INPUT FOR THIS TASK:
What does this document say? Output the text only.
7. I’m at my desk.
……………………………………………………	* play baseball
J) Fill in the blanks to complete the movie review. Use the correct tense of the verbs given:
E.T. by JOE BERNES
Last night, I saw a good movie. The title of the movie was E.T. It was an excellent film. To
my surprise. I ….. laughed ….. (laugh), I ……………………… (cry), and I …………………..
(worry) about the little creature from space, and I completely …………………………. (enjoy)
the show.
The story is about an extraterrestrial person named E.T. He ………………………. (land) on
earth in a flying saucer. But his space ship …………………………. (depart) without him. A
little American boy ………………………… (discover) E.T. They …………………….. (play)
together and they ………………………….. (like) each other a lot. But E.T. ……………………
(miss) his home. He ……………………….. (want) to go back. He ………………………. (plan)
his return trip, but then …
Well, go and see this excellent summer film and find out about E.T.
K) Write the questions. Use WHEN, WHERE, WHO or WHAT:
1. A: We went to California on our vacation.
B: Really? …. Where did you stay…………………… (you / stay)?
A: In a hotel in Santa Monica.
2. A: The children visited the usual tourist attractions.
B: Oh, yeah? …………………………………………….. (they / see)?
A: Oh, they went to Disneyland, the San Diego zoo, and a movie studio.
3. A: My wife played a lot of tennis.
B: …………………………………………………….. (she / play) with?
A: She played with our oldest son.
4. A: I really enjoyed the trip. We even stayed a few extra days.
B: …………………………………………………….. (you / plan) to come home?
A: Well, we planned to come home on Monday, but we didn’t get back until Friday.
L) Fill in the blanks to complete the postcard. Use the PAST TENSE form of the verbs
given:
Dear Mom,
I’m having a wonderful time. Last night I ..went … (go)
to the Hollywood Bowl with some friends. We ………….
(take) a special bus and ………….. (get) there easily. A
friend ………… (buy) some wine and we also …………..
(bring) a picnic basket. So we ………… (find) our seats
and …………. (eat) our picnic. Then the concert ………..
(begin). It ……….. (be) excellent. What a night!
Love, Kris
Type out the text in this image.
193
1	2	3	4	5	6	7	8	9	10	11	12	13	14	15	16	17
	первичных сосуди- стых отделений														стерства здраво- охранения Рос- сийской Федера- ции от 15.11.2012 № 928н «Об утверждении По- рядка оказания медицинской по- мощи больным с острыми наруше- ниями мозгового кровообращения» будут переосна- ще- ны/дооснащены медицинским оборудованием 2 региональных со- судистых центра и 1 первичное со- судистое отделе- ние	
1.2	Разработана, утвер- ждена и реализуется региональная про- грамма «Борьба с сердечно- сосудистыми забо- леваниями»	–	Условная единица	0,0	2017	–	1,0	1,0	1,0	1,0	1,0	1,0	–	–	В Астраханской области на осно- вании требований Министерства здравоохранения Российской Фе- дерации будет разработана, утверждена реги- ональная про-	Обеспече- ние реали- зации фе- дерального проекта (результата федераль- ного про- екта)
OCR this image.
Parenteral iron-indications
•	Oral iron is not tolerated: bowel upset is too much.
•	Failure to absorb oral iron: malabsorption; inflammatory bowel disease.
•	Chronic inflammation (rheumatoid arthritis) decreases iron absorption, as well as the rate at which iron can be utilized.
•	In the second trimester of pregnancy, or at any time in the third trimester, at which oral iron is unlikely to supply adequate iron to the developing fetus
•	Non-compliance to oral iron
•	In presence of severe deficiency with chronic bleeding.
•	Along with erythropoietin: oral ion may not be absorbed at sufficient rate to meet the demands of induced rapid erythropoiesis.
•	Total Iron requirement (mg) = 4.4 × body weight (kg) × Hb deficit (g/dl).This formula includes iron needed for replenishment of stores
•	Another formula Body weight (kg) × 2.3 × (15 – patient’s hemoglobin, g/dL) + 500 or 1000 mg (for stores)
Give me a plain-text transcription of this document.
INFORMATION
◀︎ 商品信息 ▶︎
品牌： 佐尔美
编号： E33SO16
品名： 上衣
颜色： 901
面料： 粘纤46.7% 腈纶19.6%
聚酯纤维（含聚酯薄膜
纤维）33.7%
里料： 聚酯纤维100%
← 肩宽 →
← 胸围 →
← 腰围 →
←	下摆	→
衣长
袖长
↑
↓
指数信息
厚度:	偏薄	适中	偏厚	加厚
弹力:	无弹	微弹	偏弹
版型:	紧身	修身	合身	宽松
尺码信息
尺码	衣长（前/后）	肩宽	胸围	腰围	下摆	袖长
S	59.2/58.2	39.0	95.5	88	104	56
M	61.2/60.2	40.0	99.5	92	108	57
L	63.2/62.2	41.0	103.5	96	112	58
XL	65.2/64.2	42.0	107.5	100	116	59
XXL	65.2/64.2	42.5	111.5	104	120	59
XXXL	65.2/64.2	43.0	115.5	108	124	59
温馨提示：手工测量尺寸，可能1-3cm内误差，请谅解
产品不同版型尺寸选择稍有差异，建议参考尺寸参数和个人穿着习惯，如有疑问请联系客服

EXERCISE PROMPT: Extract every line above exactly as it stands.

EXERCISE RESPONSE:
What does this document say? Output the text only.
7. I’m at my desk.
……………………………………………………	* play baseball
J) Fill in the blanks to complete the movie review. Use the correct tense of the verbs given:
E.T. by JOE BERNES
Last night, I saw a good movie. The title of the movie was E.T. It was an excellent film. To
my surprise. I ….. laughed ….. (laugh), I ……………………… (cry), and I …………………..
(worry) about the little creature from space, and I completely …………………………. (enjoy)
the show.
The story is about an extraterrestrial person named E.T. He ………………………. (land) on
earth in a flying saucer. But his space ship …………………………. (depart) without him. A
little American boy ………………………… (discover) E.T. They …………………….. (play)
together and they ………………………….. (like) each other a lot. But E.T. ……………………
(miss) his home. He ……………………….. (want) to go back. He ………………………. (plan)
his return trip, but then …
Well, go and see this excellent summer film and find out about E.T.
K) Write the questions. Use WHEN, WHERE, WHO or WHAT:
1. A: We went to California on our vacation.
B: Really? …. Where did you stay…………………… (you / stay)?
A: In a hotel in Santa Monica.
2. A: The children visited the usual tourist attractions.
B: Oh, yeah? …………………………………………….. (they / see)?
A: Oh, they went to Disneyland, the San Diego zoo, and a movie studio.
3. A: My wife played a lot of tennis.
B: …………………………………………………….. (she / play) with?
A: She played with our oldest son.
4. A: I really enjoyed the trip. We even stayed a few extra days.
B: …………………………………………………….. (you / plan) to come home?
A: Well, we planned to come home on Monday, but we didn’t get back until Friday.
L) Fill in the blanks to complete the postcard. Use the PAST TENSE form of the verbs
given:
Dear Mom,
I’m having a wonderful time. Last night I ..went … (go)
to the Hollywood Bowl with some friends. We ………….
(take) a special bus and ………….. (get) there easily. A
friend ………… (buy) some wine and we also …………..
(bring) a picnic basket. So we ………… (find) our seats
and …………. (eat) our picnic. Then the concert ………..
(begin). It ……….. (be) excellent. What a night!
Love, Kris
Type out the text in this image.
193
1	2	3	4	5	6	7	8	9	10	11	12	13	14	15	16	17
	первичных сосуди- стых отделений														стерства здраво- охранения Рос- сийской Федера- ции от 15.11.2012 № 928н «Об утверждении По- рядка оказания медицинской по- мощи больным с острыми наруше- ниями мозгового кровообращения» будут переосна- ще- ны/дооснащены медицинским оборудованием 2 региональных со- судистых центра и 1 первичное со- судистое отделе- ние	
1.2	Разработана, утвер- ждена и реализуется региональная про- грамма «Борьба с сердечно- сосудистыми забо- леваниями»	–	Условная единица	0,0	2017	–	1,0	1,0	1,0	1,0	1,0	1,0	–	–	В Астраханской области на осно- вании требований Министерства здравоохранения Российской Фе- дерации будет разработана, утверждена реги- ональная про-	Обеспече- ние реали- зации фе- дерального проекта (результата федераль- ного про- екта)
OCR this image.
Parenteral iron-indications
•	Oral iron is not tolerated: bowel upset is too much.
•	Failure to absorb oral iron: malabsorption; inflammatory bowel disease.
•	Chronic inflammation (rheumatoid arthritis) decreases iron absorption, as well as the rate at which iron can be utilized.
•	In the second trimester of pregnancy, or at any time in the third trimester, at which oral iron is unlikely to supply adequate iron to the developing fetus
•	Non-compliance to oral iron
•	In presence of severe deficiency with chronic bleeding.
•	Along with erythropoietin: oral ion may not be absorbed at sufficient rate to meet the demands of induced rapid erythropoiesis.
•	Total Iron requirement (mg) = 4.4 × body weight (kg) × Hb deficit (g/dl).This formula includes iron needed for replenishment of stores
•	Another formula Body weight (kg) × 2.3 × (15 – patient’s hemoglobin, g/dL) + 500 or 1000 mg (for stores)
Give me a plain-text transcription of this document.
INFORMATION
◀︎ 商品信息 ▶︎
品牌： 佐尔美
编号： E33SO16
品名： 上衣
颜色： 901
面料： 粘纤46.7% 腈纶19.6%
聚酯纤维（含聚酯薄膜
纤维）33.7%
里料： 聚酯纤维100%
← 肩宽 →
← 胸围 →
← 腰围 →
←	下摆	→
衣长
袖长
↑
↓
指数信息
厚度:	偏薄	适中	偏厚	加厚
弹力:	无弹	微弹	偏弹
版型:	紧身	修身	合身	宽松
尺码信息
尺码	衣长（前/后）	肩宽	胸围	腰围	下摆	袖长
S	59.2/58.2	39.0	95.5	88	104	56
M	61.2/60.2	40.0	99.5	92	108	57
L	63.2/62.2	41.0	103.5	96	112	58
XL	65.2/64.2	42.0	107.5	100	116	59
XXL	65.2/64.2	42.5	111.5	104	120	59
XXXL	65.2/64.2	43.0	115.5	108	124	59
温馨提示：手工测量尺寸，可能1-3cm内误差，请谅解
产品不同版型尺寸选择稍有差异，建议参考尺寸参数和个人穿着习惯，如有疑问请联系客服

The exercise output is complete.